The Newest and Hottest

Winter often brings with it a desire to be somewhere warm, dry, and cozy. We live in a farm house that was built sometime in the second half of the 1800's and, though its 18" thick brick walls make it far from drafty, one needs a good way to heat it.
The house was built with one big chimney through which passed the exhaust from three fireplaces, one in the basement, one on the first floor, and one on the second floor - all directly in line vertically. When Mom bought the house the second floor fireplace had been removed, leaving the lower two. And we were soon surprised by the reality that when we lit a fire in the living room the basement would get smoky. Upon professional inspection it was found that the flues had been designed to join into each other. The chimney sweep had never seen anything like it before, and subsequent professionals we've had out think we're pulling their legs when we tell them about it.
But that problem has long since been fixed, and a few years back we had a liner put up the chimney and a fireplace insert installed in the living room fireplace, which is the one that gets regular use. Those familiar with wood heat, thermodynamics, and/or general trivia know that fireplaces are pretty, but absolutely impossible to heat a house with. Almost all of the heat generated goes straight up and out the chimney via hot air, creating low pressure in the house, which in turn pulls air (that would be cold air) from the outdoors through any crack available. The result is a beautiful visual feature warming those directly beside it, paired with a constant draft in other parts of the house
A fireplace insert is a like a woodstove that only has a nice-looking front, since the rest is nestled into the fireplace cavity. The advantage over a free-standing woodstove is that it takes up less space. Both are designed as chambers that burn wood more efficiently (and distribute heat much more efficiently) than a fireplace. We got one called the Clydesdale, made by Hearthstone.

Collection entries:
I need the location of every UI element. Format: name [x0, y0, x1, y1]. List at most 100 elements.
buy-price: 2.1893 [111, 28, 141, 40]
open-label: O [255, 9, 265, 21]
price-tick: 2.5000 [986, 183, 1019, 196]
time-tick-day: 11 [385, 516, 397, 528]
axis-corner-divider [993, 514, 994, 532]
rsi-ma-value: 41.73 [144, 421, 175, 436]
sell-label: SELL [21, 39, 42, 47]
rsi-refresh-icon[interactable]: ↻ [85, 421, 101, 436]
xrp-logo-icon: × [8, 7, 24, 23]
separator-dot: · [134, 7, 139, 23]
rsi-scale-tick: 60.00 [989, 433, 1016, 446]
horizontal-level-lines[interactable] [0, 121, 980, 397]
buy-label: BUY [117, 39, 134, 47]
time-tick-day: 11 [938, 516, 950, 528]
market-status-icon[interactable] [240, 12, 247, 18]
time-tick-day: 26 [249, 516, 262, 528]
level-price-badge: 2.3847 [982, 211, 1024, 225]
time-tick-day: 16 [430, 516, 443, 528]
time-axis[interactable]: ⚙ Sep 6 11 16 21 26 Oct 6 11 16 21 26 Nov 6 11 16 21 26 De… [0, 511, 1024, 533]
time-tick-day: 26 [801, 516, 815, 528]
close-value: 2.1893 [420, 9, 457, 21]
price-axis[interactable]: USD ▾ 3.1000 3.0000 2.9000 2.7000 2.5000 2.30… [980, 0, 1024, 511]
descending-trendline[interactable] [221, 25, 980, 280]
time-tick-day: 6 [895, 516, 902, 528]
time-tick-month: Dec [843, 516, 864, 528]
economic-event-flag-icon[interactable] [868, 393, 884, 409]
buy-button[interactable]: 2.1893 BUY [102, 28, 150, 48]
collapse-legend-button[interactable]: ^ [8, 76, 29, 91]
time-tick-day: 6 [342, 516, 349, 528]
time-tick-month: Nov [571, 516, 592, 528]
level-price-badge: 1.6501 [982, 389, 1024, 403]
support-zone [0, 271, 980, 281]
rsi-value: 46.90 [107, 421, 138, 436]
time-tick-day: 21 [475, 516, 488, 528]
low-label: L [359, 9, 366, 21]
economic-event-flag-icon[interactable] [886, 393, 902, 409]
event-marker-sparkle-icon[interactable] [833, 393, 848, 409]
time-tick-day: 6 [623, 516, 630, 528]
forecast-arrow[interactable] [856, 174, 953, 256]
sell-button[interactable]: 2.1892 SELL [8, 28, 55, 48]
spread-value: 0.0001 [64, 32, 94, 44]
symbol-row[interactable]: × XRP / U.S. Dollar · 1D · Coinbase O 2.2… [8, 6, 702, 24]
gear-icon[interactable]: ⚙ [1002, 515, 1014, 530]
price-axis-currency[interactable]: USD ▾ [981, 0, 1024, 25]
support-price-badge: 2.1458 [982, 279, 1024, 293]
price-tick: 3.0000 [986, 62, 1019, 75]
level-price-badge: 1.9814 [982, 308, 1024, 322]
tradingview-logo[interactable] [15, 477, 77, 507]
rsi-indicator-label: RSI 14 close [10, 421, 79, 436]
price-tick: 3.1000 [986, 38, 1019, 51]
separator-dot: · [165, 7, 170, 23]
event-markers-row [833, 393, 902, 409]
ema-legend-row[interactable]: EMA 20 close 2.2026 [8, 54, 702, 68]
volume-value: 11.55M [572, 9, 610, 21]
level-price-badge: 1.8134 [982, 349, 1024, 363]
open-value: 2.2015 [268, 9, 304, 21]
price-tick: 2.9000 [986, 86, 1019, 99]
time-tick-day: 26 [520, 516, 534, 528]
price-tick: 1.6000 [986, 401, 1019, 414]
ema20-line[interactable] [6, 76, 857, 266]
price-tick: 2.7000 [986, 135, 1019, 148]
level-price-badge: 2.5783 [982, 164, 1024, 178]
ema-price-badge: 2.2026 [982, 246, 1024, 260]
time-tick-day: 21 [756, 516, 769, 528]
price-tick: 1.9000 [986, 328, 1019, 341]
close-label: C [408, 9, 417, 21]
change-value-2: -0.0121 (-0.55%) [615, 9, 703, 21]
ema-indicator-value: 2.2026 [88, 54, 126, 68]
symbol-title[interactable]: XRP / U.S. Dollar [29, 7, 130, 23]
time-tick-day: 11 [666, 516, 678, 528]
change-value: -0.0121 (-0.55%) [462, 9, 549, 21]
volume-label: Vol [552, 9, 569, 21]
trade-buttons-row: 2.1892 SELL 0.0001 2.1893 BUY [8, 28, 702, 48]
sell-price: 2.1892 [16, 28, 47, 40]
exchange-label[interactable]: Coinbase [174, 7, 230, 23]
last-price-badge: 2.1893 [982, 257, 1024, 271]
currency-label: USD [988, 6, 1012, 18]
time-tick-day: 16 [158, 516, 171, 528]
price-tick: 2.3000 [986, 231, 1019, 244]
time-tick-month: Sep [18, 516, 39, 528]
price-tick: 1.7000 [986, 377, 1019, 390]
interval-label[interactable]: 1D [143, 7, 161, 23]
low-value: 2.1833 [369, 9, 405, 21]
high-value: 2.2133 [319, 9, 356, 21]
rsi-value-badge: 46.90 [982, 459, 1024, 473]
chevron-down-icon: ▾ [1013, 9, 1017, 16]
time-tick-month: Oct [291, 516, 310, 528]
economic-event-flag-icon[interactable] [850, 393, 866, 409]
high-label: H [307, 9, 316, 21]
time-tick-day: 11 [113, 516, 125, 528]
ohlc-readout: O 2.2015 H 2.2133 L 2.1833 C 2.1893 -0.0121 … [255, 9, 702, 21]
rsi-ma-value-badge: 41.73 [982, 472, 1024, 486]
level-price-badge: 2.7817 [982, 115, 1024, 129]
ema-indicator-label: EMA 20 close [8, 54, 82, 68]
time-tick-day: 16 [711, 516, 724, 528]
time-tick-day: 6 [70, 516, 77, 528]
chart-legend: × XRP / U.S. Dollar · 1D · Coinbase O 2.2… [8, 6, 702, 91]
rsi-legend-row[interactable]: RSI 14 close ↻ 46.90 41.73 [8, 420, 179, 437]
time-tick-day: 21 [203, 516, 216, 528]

--

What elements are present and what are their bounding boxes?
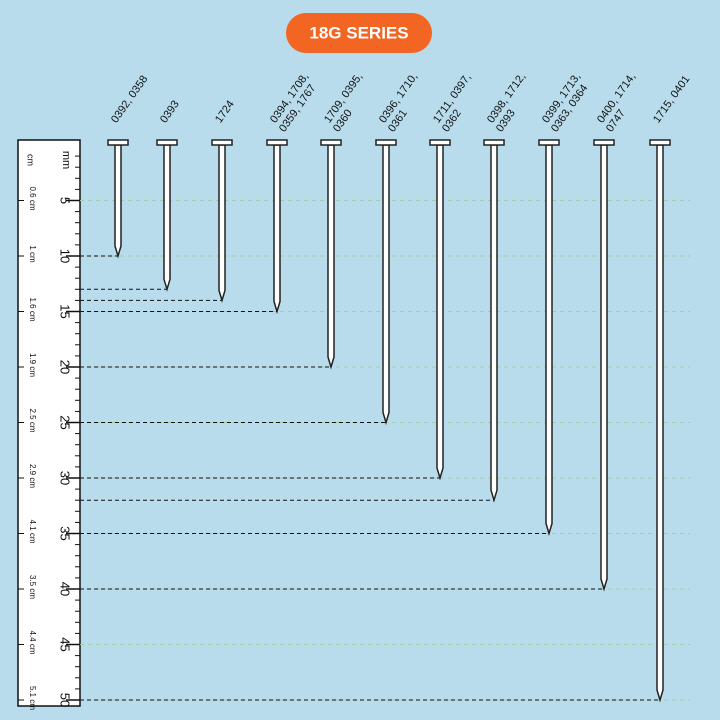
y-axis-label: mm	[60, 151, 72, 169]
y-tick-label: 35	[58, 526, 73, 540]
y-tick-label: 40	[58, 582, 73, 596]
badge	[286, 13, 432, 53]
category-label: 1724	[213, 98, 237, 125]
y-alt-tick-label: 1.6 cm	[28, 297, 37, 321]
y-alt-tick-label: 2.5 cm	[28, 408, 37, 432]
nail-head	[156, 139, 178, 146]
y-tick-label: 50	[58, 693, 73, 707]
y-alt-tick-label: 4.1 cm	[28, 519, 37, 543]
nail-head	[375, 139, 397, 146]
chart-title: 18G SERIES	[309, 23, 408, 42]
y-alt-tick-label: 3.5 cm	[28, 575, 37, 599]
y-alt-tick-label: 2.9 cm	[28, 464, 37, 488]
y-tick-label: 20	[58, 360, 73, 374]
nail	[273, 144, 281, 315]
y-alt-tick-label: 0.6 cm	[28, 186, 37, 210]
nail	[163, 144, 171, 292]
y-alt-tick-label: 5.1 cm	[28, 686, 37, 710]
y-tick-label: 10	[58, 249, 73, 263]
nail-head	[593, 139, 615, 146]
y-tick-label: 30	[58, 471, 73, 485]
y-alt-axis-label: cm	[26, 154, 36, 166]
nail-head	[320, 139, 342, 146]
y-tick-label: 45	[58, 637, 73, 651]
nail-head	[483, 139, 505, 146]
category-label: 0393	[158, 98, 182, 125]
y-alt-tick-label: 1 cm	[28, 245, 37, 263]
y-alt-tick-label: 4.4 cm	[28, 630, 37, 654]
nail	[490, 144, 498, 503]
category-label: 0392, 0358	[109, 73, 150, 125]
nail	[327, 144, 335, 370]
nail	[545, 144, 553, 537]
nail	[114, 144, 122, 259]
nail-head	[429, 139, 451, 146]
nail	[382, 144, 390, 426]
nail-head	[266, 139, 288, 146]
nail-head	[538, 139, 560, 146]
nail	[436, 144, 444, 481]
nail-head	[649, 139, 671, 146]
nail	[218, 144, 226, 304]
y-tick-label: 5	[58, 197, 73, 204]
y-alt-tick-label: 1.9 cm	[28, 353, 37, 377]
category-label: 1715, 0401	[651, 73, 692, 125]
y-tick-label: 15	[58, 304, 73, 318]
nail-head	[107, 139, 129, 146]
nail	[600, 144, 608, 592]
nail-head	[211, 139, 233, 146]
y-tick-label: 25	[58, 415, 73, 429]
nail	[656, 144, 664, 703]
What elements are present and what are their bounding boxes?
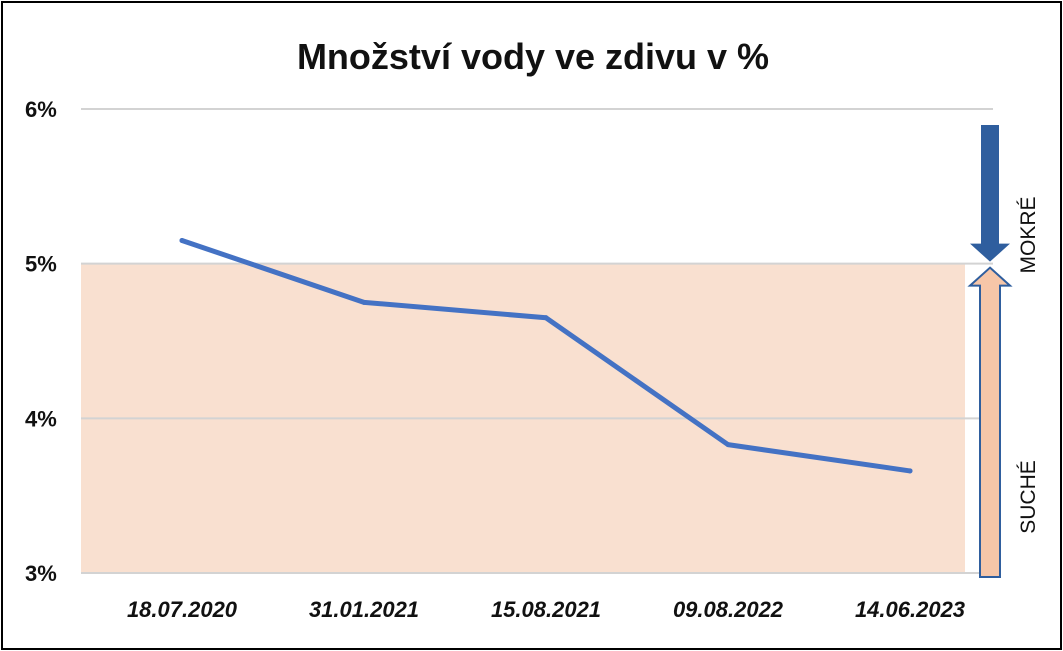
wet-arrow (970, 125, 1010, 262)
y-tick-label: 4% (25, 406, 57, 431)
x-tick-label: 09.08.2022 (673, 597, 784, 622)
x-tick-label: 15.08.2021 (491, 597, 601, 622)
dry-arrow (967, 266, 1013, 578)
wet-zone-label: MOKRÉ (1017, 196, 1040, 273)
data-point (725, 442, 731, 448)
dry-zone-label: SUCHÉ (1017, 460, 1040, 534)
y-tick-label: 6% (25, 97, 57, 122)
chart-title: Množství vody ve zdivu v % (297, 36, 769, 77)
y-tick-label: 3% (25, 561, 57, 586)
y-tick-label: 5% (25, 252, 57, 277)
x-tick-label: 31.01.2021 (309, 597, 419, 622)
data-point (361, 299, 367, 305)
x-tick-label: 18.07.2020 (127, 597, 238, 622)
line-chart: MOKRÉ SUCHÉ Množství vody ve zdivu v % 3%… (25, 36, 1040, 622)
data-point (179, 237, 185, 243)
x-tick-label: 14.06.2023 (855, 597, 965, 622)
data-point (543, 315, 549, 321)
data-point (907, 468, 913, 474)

■ EXERCISE BRIEF ■
What does the farmhouse heating passage say, word for word, from "The Newest and" up to and including "to heat it."?

■ FULL RESPONSE ■
The Newest and Hottest

Winter often brings with it a desire to be somewhere warm, dry, and cozy. We live in a farm house that was built sometime in the second half of the 1800's and, though its 18" thick brick walls make it far from drafty, one needs a good way to heat it.